[Figure contents as structured data]
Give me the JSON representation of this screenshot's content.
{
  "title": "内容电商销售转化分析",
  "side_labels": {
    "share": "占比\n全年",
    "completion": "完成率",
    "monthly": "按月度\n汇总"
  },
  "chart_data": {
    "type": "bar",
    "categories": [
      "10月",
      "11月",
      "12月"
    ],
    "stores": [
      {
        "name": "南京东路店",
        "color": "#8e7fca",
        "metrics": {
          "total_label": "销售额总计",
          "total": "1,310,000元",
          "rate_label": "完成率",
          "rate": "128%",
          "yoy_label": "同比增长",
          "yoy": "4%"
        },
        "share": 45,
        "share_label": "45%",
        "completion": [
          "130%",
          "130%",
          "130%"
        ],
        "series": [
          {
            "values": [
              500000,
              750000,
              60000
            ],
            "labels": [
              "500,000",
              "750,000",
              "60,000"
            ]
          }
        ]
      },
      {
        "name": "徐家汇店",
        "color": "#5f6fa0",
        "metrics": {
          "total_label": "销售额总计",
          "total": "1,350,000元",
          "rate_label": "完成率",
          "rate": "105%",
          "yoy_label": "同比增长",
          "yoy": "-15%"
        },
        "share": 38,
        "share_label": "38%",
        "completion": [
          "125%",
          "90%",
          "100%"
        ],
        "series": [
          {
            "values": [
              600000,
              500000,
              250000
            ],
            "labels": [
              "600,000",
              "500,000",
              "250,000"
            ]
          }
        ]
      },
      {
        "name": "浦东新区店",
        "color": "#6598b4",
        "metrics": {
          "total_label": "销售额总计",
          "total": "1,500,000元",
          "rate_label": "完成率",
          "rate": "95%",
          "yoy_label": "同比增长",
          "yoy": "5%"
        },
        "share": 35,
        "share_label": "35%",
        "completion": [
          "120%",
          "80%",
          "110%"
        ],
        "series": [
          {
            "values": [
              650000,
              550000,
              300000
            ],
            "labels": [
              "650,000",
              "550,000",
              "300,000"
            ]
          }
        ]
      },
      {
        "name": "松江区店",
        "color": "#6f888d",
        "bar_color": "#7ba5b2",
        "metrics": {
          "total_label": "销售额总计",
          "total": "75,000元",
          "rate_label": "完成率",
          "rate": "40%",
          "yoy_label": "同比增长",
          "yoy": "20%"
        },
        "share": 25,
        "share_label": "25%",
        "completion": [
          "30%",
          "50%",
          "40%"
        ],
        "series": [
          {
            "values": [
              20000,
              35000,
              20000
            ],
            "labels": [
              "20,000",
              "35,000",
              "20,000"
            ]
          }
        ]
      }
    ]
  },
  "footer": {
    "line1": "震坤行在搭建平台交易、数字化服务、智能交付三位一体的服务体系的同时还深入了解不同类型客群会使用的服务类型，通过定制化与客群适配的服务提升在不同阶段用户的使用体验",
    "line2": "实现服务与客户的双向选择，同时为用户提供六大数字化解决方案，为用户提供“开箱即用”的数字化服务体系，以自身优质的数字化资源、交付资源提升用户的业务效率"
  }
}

...

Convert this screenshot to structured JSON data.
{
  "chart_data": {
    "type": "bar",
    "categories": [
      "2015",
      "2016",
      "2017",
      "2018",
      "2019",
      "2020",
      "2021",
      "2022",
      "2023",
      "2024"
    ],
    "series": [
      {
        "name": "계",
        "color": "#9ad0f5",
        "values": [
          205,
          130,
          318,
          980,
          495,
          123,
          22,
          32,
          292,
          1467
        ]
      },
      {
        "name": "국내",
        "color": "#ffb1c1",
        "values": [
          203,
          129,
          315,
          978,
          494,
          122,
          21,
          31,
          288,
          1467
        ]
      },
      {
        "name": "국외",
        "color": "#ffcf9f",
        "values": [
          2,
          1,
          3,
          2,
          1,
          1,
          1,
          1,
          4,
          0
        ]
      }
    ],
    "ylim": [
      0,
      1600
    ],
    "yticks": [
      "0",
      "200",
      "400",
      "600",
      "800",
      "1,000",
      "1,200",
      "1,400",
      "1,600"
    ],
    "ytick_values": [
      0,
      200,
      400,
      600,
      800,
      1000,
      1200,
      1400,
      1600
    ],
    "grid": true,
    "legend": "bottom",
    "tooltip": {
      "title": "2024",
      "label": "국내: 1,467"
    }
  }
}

▶ _Work to be completed_
Say how many lines above hold the word "screenshot", giving only the count.

▶ _Written response_
2